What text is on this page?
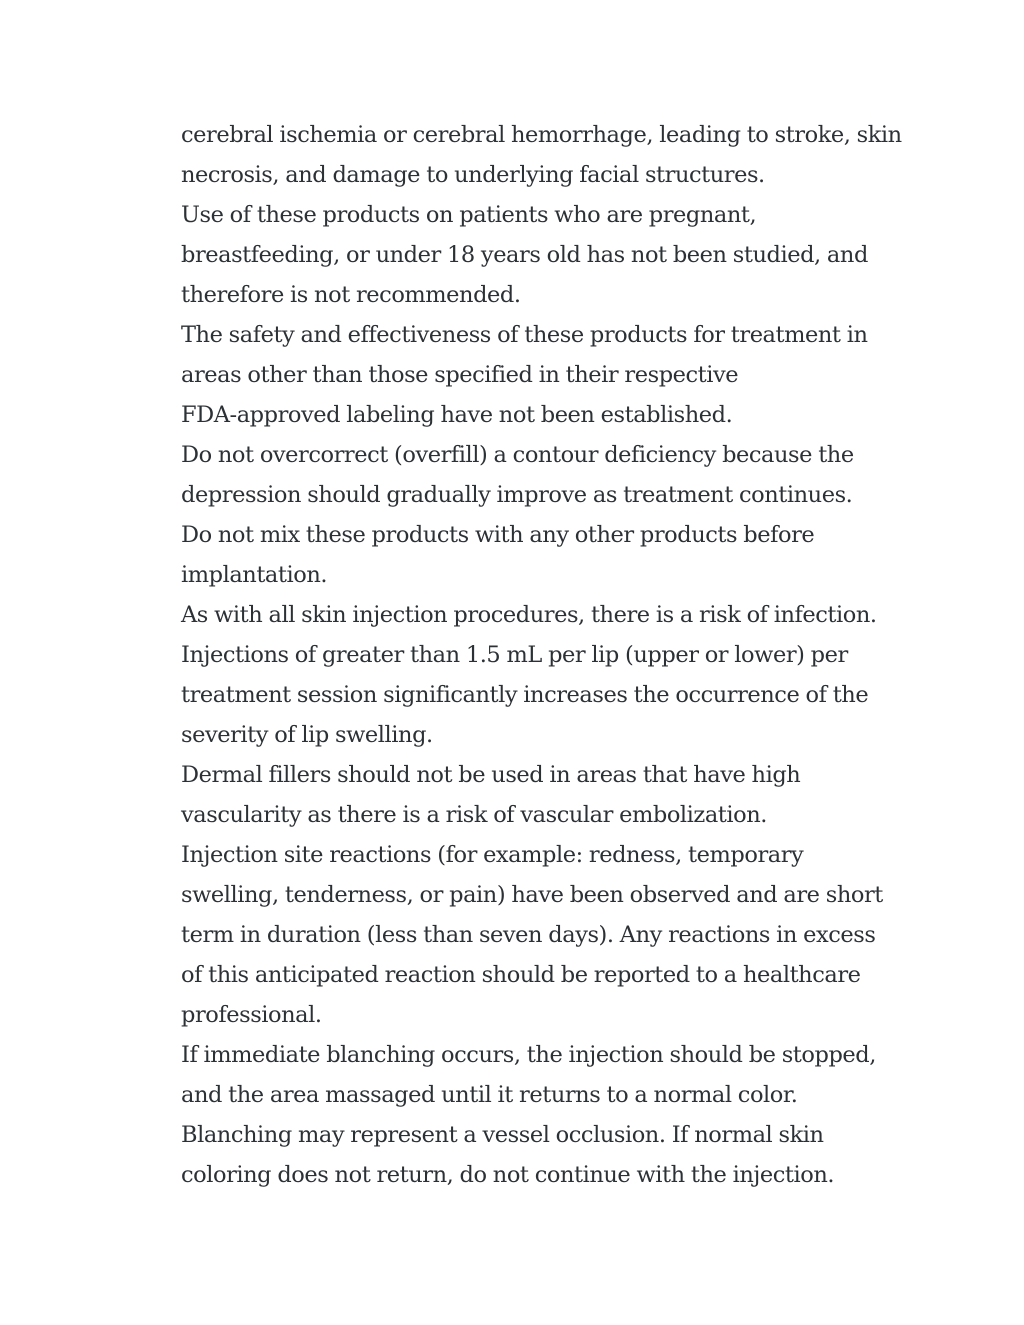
cerebral ischemia or cerebral hemorrhage, leading to stroke, skin
necrosis, and damage to underlying facial structures.

Use of these products on patients who are pregnant,
breastfeeding, or under 18 years old has not been studied, and
therefore is not recommended.

The safety and effectiveness of these products for treatment in
areas other than those specified in their respective
FDA-approved labeling have not been established.

Do not overcorrect (overfill) a contour deficiency because the
depression should gradually improve as treatment continues.

Do not mix these products with any other products before
implantation.

As with all skin injection procedures, there is a risk of infection.

Injections of greater than 1.5 mL per lip (upper or lower) per
treatment session significantly increases the occurrence of the
severity of lip swelling.

Dermal fillers should not be used in areas that have high
vascularity as there is a risk of vascular embolization.

Injection site reactions (for example: redness, temporary
swelling, tenderness, or pain) have been observed and are short
term in duration (less than seven days). Any reactions in excess
of this anticipated reaction should be reported to a healthcare
professional.

If immediate blanching occurs, the injection should be stopped,
and the area massaged until it returns to a normal color.
Blanching may represent a vessel occlusion. If normal skin
coloring does not return, do not continue with the injection.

■ Activity: Output every entry above exactly, minus the pictures.

■ Your solution:
What text is on this page?
cerebral ischemia or cerebral hemorrhage, leading to stroke, skin
necrosis, and damage to underlying facial structures.

Use of these products on patients who are pregnant,
breastfeeding, or under 18 years old has not been studied, and
therefore is not recommended.

The safety and effectiveness of these products for treatment in
areas other than those specified in their respective
FDA-approved labeling have not been established.

Do not overcorrect (overfill) a contour deficiency because the
depression should gradually improve as treatment continues.

Do not mix these products with any other products before
implantation.

As with all skin injection procedures, there is a risk of infection.

Injections of greater than 1.5 mL per lip (upper or lower) per
treatment session significantly increases the occurrence of the
severity of lip swelling.

Dermal fillers should not be used in areas that have high
vascularity as there is a risk of vascular embolization.

Injection site reactions (for example: redness, temporary
swelling, tenderness, or pain) have been observed and are short
term in duration (less than seven days). Any reactions in excess
of this anticipated reaction should be reported to a healthcare
professional.

If immediate blanching occurs, the injection should be stopped,
and the area massaged until it returns to a normal color.
Blanching may represent a vessel occlusion. If normal skin
coloring does not return, do not continue with the injection.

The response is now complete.